Given request:
Go through the material below and copy each line where the word "skills" appears.

Data provided:
#####
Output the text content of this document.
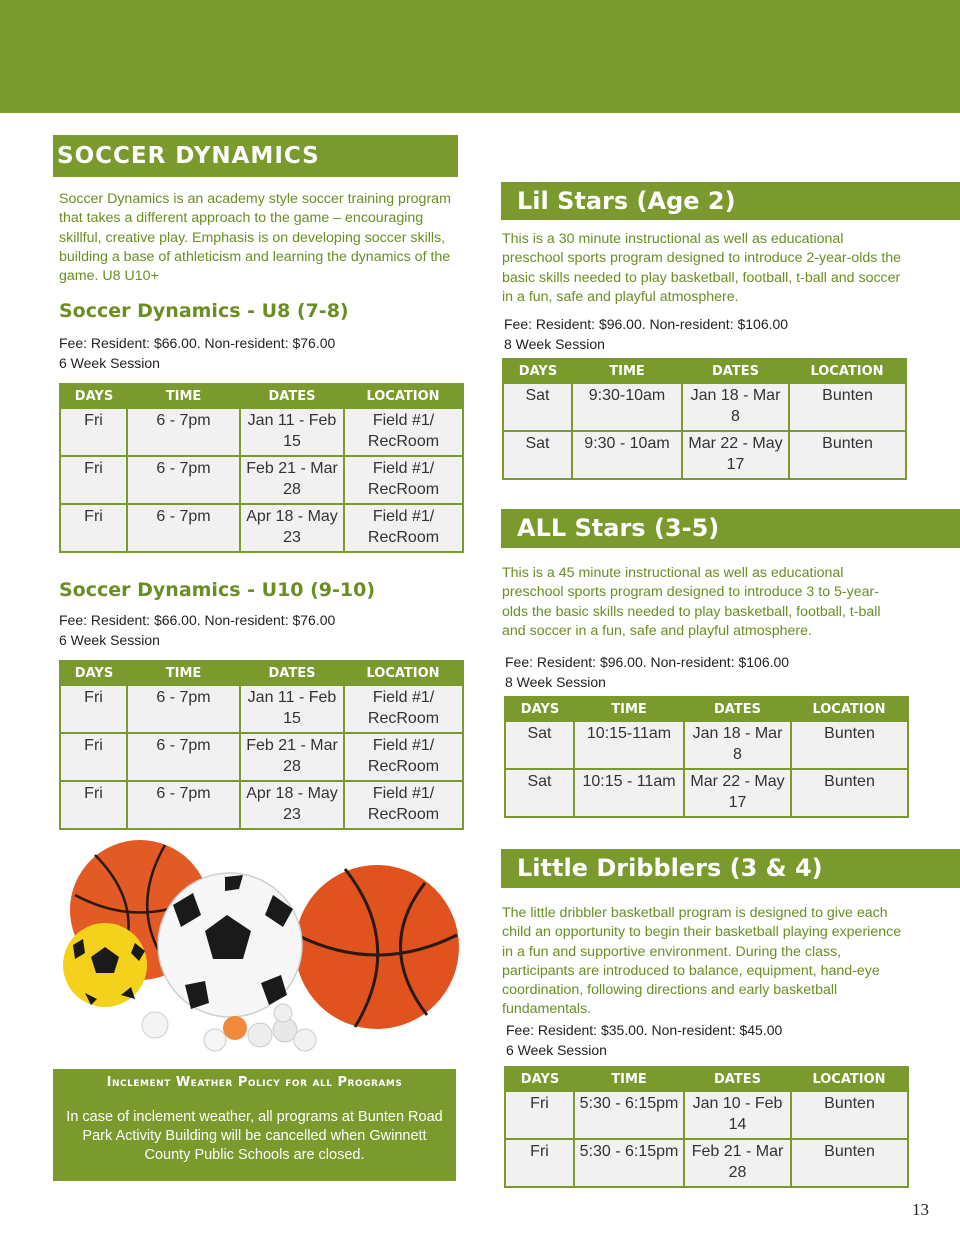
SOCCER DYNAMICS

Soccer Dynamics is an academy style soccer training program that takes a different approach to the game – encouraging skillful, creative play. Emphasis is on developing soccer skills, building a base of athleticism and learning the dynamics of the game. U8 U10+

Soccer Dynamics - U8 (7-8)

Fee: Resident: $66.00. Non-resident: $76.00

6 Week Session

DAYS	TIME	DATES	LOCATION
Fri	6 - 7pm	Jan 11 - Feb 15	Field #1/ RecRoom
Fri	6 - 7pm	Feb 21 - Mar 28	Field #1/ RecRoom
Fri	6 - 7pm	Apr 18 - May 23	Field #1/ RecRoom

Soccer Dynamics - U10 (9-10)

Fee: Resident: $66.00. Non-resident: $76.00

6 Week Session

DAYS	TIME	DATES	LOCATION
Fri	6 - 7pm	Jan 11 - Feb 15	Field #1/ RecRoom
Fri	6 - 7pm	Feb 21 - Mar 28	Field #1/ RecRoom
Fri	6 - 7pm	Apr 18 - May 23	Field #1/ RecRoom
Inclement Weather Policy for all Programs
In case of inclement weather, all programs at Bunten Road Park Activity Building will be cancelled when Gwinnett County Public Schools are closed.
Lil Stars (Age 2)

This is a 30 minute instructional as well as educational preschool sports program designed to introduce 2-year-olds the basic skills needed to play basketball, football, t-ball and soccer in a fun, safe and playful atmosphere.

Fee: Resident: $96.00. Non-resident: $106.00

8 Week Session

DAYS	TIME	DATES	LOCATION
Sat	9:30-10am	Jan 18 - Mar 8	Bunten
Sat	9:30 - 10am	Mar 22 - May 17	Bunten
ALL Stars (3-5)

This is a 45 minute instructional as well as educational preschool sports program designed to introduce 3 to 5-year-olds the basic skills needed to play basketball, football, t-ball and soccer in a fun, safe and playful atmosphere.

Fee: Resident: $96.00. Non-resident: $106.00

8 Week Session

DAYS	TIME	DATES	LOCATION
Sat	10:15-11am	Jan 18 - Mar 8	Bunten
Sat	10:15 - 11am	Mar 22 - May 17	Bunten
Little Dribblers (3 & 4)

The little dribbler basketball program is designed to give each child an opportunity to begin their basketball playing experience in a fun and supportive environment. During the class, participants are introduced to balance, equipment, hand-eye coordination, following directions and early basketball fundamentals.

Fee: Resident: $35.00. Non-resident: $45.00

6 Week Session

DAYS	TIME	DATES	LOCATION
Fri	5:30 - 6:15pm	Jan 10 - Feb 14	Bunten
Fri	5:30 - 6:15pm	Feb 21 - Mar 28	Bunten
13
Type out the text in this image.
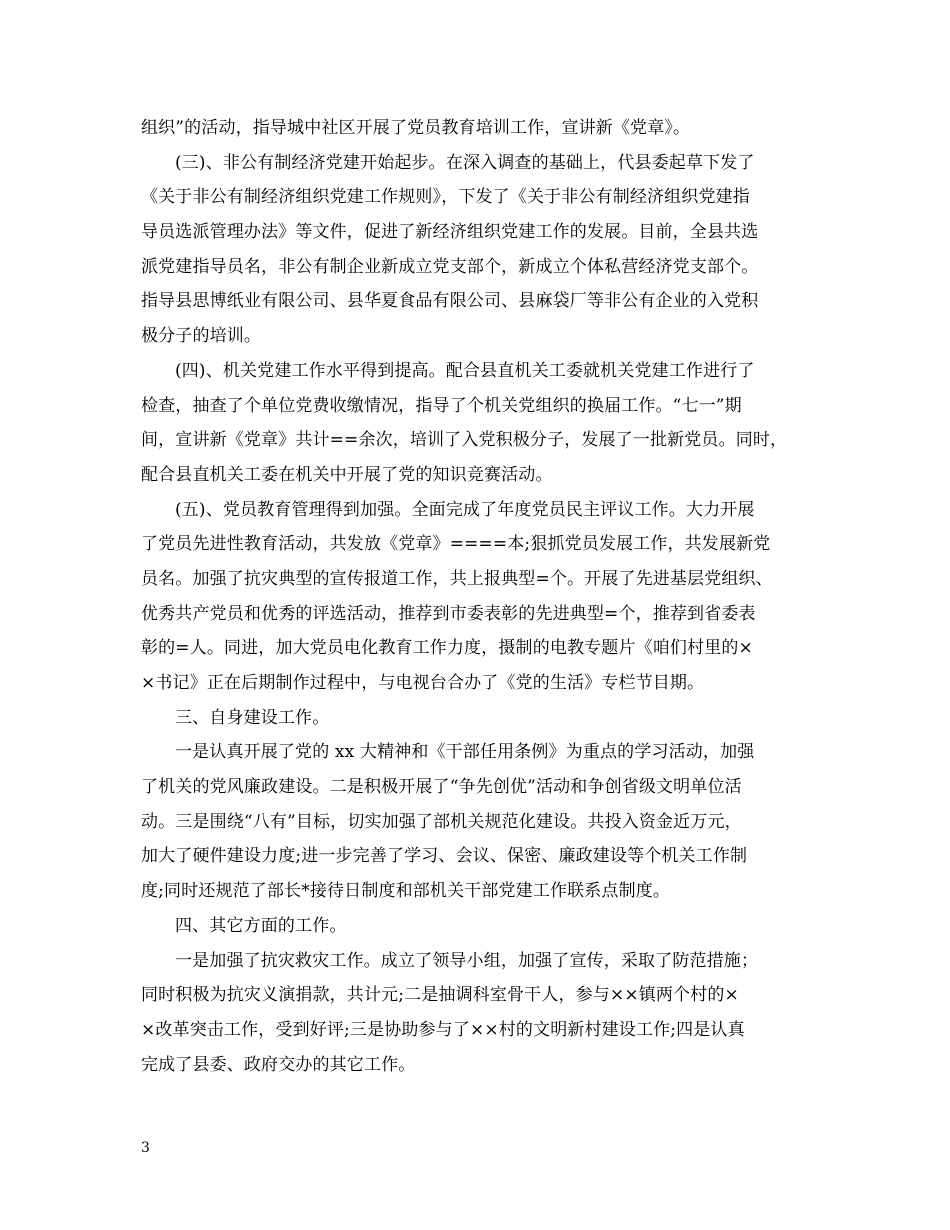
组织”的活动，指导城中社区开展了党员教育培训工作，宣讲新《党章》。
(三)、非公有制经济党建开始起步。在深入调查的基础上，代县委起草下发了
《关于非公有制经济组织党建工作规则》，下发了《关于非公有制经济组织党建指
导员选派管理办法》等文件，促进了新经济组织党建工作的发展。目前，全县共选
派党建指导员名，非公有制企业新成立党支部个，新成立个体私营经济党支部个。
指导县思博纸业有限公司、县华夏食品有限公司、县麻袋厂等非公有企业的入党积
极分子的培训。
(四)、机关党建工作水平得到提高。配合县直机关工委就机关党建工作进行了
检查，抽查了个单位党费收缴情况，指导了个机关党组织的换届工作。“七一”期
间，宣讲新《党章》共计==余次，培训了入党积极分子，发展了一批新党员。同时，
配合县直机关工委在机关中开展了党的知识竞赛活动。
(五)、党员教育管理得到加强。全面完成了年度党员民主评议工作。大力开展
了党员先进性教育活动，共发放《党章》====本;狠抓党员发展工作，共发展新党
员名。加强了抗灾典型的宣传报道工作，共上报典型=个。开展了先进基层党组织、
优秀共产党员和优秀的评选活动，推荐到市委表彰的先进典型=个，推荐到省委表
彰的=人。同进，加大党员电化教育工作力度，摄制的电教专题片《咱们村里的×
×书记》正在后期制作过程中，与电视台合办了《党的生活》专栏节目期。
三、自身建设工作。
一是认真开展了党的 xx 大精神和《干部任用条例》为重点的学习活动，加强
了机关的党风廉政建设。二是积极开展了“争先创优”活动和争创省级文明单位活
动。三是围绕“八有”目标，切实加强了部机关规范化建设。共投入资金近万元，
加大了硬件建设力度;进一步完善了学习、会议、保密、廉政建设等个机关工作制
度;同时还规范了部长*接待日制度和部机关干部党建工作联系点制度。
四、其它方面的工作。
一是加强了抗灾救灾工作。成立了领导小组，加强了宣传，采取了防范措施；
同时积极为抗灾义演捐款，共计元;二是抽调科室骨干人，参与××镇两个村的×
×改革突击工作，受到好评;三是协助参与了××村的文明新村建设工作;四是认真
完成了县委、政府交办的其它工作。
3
#####
Answer for this exercise:
Soccer Dynamics is an academy style soccer training program that takes a different approach to the game – encouraging skillful, creative play. Emphasis is on developing soccer skills, building a base of athleticism and learning the dynamics of the game. U8 U10+
This is a 30 minute instructional as well as educational preschool sports program designed to introduce 2-year-olds the basic skills needed to play basketball, football, t-ball and soccer in a fun, safe and playful atmosphere.
This is a 45 minute instructional as well as educational preschool sports program designed to introduce 3 to 5-year-olds the basic skills needed to play basketball, football, t-ball and soccer in a fun, safe and playful atmosphere.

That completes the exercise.